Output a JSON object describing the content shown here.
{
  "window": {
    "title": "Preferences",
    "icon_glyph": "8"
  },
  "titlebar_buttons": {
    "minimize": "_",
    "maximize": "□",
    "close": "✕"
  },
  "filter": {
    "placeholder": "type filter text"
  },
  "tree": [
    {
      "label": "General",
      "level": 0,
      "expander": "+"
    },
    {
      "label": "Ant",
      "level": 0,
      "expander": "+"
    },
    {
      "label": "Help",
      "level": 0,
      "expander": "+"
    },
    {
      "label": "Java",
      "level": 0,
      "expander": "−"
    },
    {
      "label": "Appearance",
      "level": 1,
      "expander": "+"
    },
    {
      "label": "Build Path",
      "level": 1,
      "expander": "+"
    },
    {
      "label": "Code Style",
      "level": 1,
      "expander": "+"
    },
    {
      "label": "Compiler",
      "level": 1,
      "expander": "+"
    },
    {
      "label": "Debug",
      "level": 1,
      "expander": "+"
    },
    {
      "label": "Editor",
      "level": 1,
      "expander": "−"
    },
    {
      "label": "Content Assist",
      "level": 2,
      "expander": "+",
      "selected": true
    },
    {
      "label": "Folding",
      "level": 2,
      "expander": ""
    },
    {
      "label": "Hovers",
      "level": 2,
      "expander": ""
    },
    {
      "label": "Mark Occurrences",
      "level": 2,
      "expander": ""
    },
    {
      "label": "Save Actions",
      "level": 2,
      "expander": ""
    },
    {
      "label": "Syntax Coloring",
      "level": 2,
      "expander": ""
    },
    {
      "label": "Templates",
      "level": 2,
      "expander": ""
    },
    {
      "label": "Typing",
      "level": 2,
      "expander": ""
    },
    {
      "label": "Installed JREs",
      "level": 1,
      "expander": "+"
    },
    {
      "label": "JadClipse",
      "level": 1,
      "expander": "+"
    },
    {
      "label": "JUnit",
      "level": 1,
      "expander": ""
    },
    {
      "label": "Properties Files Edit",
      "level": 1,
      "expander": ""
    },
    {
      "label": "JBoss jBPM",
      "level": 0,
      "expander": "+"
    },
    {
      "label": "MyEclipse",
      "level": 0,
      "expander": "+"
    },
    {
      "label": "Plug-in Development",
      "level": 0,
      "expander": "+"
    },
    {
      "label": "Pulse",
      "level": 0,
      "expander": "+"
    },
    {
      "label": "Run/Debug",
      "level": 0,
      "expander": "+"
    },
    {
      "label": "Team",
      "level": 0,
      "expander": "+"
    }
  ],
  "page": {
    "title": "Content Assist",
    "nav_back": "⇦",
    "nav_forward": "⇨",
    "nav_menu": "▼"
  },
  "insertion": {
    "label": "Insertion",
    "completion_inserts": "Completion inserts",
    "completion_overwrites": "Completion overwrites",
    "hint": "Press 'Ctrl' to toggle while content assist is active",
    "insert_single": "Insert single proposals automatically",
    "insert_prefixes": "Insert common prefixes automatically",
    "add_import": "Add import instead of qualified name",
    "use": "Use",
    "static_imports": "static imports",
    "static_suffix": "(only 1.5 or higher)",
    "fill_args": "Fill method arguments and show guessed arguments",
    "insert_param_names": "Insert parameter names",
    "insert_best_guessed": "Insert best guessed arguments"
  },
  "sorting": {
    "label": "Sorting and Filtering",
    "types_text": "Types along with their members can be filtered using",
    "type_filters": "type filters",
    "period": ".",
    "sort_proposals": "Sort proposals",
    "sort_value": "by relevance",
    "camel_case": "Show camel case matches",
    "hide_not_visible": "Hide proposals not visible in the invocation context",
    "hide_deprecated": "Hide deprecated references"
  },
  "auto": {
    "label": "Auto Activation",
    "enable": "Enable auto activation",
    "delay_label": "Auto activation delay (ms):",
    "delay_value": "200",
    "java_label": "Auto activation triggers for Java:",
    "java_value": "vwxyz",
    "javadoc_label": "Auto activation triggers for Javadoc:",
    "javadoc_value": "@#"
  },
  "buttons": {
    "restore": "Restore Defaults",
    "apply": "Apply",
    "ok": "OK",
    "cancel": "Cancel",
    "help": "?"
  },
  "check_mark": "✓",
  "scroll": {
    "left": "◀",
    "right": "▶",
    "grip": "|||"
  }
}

○ ○ ○ ○

Please output every record, keeping each line exact.

Output a JSON object describing the content shown here.
{
  "window": {
    "title": "Preferences",
    "icon_glyph": "8"
  },
  "titlebar_buttons": {
    "minimize": "_",
    "maximize": "□",
    "close": "✕"
  },
  "filter": {
    "placeholder": "type filter text"
  },
  "tree": [
    {
      "label": "General",
      "level": 0,
      "expander": "+"
    },
    {
      "label": "Ant",
      "level": 0,
      "expander": "+"
    },
    {
      "label": "Help",
      "level": 0,
      "expander": "+"
    },
    {
      "label": "Java",
      "level": 0,
      "expander": "−"
    },
    {
      "label": "Appearance",
      "level": 1,
      "expander": "+"
    },
    {
      "label": "Build Path",
      "level": 1,
      "expander": "+"
    },
    {
      "label": "Code Style",
      "level": 1,
      "expander": "+"
    },
    {
      "label": "Compiler",
      "level": 1,
      "expander": "+"
    },
    {
      "label": "Debug",
      "level": 1,
      "expander": "+"
    },
    {
      "label": "Editor",
      "level": 1,
      "expander": "−"
    },
    {
      "label": "Content Assist",
      "level": 2,
      "expander": "+",
      "selected": true
    },
    {
      "label": "Folding",
      "level": 2,
      "expander": ""
    },
    {
      "label": "Hovers",
      "level": 2,
      "expander": ""
    },
    {
      "label": "Mark Occurrences",
      "level": 2,
      "expander": ""
    },
    {
      "label": "Save Actions",
      "level": 2,
      "expander": ""
    },
    {
      "label": "Syntax Coloring",
      "level": 2,
      "expander": ""
    },
    {
      "label": "Templates",
      "level": 2,
      "expander": ""
    },
    {
      "label": "Typing",
      "level": 2,
      "expander": ""
    },
    {
      "label": "Installed JREs",
      "level": 1,
      "expander": "+"
    },
    {
      "label": "JadClipse",
      "level": 1,
      "expander": "+"
    },
    {
      "label": "JUnit",
      "level": 1,
      "expander": ""
    },
    {
      "label": "Properties Files Edit",
      "level": 1,
      "expander": ""
    },
    {
      "label": "JBoss jBPM",
      "level": 0,
      "expander": "+"
    },
    {
      "label": "MyEclipse",
      "level": 0,
      "expander": "+"
    },
    {
      "label": "Plug-in Development",
      "level": 0,
      "expander": "+"
    },
    {
      "label": "Pulse",
      "level": 0,
      "expander": "+"
    },
    {
      "label": "Run/Debug",
      "level": 0,
      "expander": "+"
    },
    {
      "label": "Team",
      "level": 0,
      "expander": "+"
    }
  ],
  "page": {
    "title": "Content Assist",
    "nav_back": "⇦",
    "nav_forward": "⇨",
    "nav_menu": "▼"
  },
  "insertion": {
    "label": "Insertion",
    "completion_inserts": "Completion inserts",
    "completion_overwrites": "Completion overwrites",
    "hint": "Press 'Ctrl' to toggle while content assist is active",
    "insert_single": "Insert single proposals automatically",
    "insert_prefixes": "Insert common prefixes automatically",
    "add_import": "Add import instead of qualified name",
    "use": "Use",
    "static_imports": "static imports",
    "static_suffix": "(only 1.5 or higher)",
    "fill_args": "Fill method arguments and show guessed arguments",
    "insert_param_names": "Insert parameter names",
    "insert_best_guessed": "Insert best guessed arguments"
  },
  "sorting": {
    "label": "Sorting and Filtering",
    "types_text": "Types along with their members can be filtered using",
    "type_filters": "type filters",
    "period": ".",
    "sort_proposals": "Sort proposals",
    "sort_value": "by relevance",
    "camel_case": "Show camel case matches",
    "hide_not_visible": "Hide proposals not visible in the invocation context",
    "hide_deprecated": "Hide deprecated references"
  },
  "auto": {
    "label": "Auto Activation",
    "enable": "Enable auto activation",
    "delay_label": "Auto activation delay (ms):",
    "delay_value": "200",
    "java_label": "Auto activation triggers for Java:",
    "java_value": "vwxyz",
    "javadoc_label": "Auto activation triggers for Javadoc:",
    "javadoc_value": "@#"
  },
  "buttons": {
    "restore": "Restore Defaults",
    "apply": "Apply",
    "ok": "OK",
    "cancel": "Cancel",
    "help": "?"
  },
  "check_mark": "✓",
  "scroll": {
    "left": "◀",
    "right": "▶",
    "grip": "|||"
  }
}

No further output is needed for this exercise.